Entries with figure data
• • •

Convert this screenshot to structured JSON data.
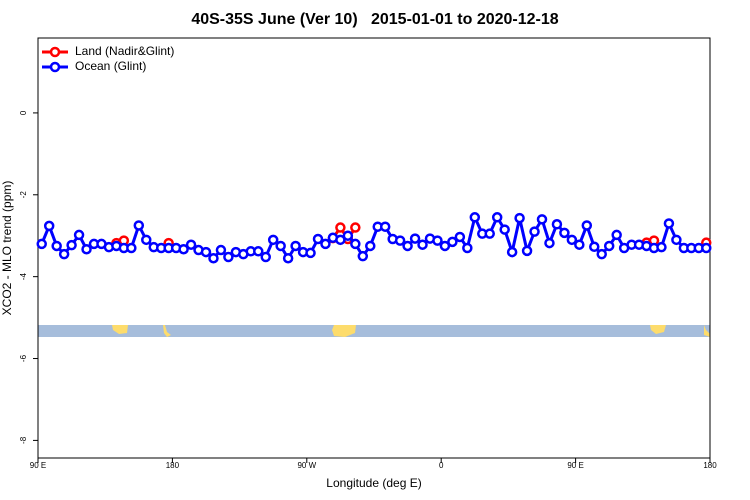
{
  "chart_data": {
    "type": "line",
    "title": "40S-35S June (Ver 10)   2015-01-01 to 2020-12-18",
    "x_label": "Longitude (deg E)",
    "y_label": "XCO2 - MLO trend (ppm)",
    "x": [
      92.5,
      97.5,
      102.5,
      107.5,
      112.5,
      117.5,
      122.5,
      127.5,
      132.5,
      137.5,
      142.5,
      147.5,
      152.5,
      157.5,
      162.5,
      167.5,
      172.5,
      177.5,
      182.5,
      187.5,
      192.5,
      197.5,
      202.5,
      207.5,
      212.5,
      217.5,
      222.5,
      227.5,
      232.5,
      237.5,
      242.5,
      247.5,
      252.5,
      257.5,
      262.5,
      267.5,
      272.5,
      277.5,
      282.5,
      287.5,
      292.5,
      297.5,
      302.5,
      307.5,
      312.5,
      317.5,
      322.5,
      327.5,
      332.5,
      337.5,
      342.5,
      347.5,
      352.5,
      357.5,
      362.5,
      367.5,
      372.5,
      377.5,
      382.5,
      387.5,
      392.5,
      397.5,
      402.5,
      407.5,
      412.5,
      417.5,
      422.5,
      427.5,
      432.5,
      437.5,
      442.5,
      447.5,
      452.5,
      457.5,
      462.5,
      467.5,
      472.5,
      477.5,
      482.5,
      487.5,
      492.5,
      497.5,
      502.5,
      507.5,
      512.5,
      517.5,
      522.5,
      527.5,
      532.5,
      537.5
    ],
    "series": [
      {
        "name": "Land (Nadir&Glint)",
        "color": "#ff0000",
        "values": [
          null,
          null,
          null,
          null,
          null,
          null,
          null,
          null,
          null,
          null,
          -3.18,
          -3.12,
          null,
          null,
          null,
          null,
          null,
          -3.18,
          null,
          null,
          null,
          null,
          null,
          null,
          null,
          null,
          null,
          null,
          null,
          null,
          null,
          null,
          null,
          null,
          null,
          null,
          null,
          null,
          null,
          -3.06,
          -2.8,
          -3.08,
          -2.8,
          null,
          null,
          null,
          null,
          null,
          null,
          null,
          null,
          null,
          null,
          null,
          null,
          null,
          null,
          null,
          null,
          null,
          null,
          null,
          null,
          null,
          null,
          null,
          null,
          null,
          null,
          null,
          null,
          null,
          null,
          null,
          null,
          null,
          null,
          null,
          null,
          null,
          null,
          -3.17,
          -3.12,
          null,
          null,
          null,
          null,
          null,
          null,
          -3.17
        ]
      },
      {
        "name": "Ocean (Glint)",
        "color": "#0000ff",
        "values": [
          -3.2,
          -2.76,
          -3.25,
          -3.45,
          -3.23,
          -2.98,
          -3.33,
          -3.2,
          -3.2,
          -3.28,
          -3.25,
          -3.3,
          -3.3,
          -2.75,
          -3.1,
          -3.28,
          -3.3,
          -3.3,
          -3.3,
          -3.33,
          -3.22,
          -3.35,
          -3.4,
          -3.55,
          -3.35,
          -3.52,
          -3.4,
          -3.45,
          -3.38,
          -3.38,
          -3.52,
          -3.1,
          -3.25,
          -3.55,
          -3.25,
          -3.4,
          -3.42,
          -3.08,
          -3.2,
          -3.05,
          -3.1,
          -3.0,
          -3.2,
          -3.5,
          -3.25,
          -2.78,
          -2.78,
          -3.08,
          -3.12,
          -3.25,
          -3.07,
          -3.22,
          -3.07,
          -3.12,
          -3.25,
          -3.15,
          -3.03,
          -3.3,
          -2.55,
          -2.95,
          -2.95,
          -2.55,
          -2.85,
          -3.4,
          -2.57,
          -3.37,
          -2.9,
          -2.6,
          -3.18,
          -2.72,
          -2.93,
          -3.1,
          -3.22,
          -2.75,
          -3.27,
          -3.45,
          -3.25,
          -2.98,
          -3.3,
          -3.22,
          -3.22,
          -3.25,
          -3.3,
          -3.28,
          -2.7,
          -3.1,
          -3.3,
          -3.3,
          -3.3,
          -3.3
        ]
      }
    ],
    "xlim": [
      90,
      540
    ],
    "xticks": [
      {
        "value": 90,
        "label": "90 E"
      },
      180,
      {
        "value": 270,
        "label": "90 W"
      },
      {
        "value": 360,
        "label": "0"
      },
      {
        "value": 450,
        "label": "90 E"
      },
      {
        "value": 540,
        "label": "180"
      }
    ],
    "ylim": [
      -8.43,
      1.83
    ],
    "yticks": [
      0,
      -2,
      -4,
      -6,
      -8
    ],
    "legend": "top-left"
  }
}
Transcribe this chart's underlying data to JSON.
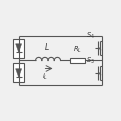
{
  "bg_color": "#f0f0f0",
  "line_color": "#555555",
  "text_color": "#333333",
  "line_width": 0.8,
  "fig_width": 1.21,
  "fig_height": 1.21,
  "dpi": 100,
  "xlim": [
    0,
    12
  ],
  "ylim": [
    0,
    10
  ]
}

• • •

◆ **GOAL**: Check each line of the records for the word "name" and extract those that contain it.

◆ **IN RESPONSE**:
        "name": "Land (Nadir&Glint)",
        "name": "Ocean (Glint)",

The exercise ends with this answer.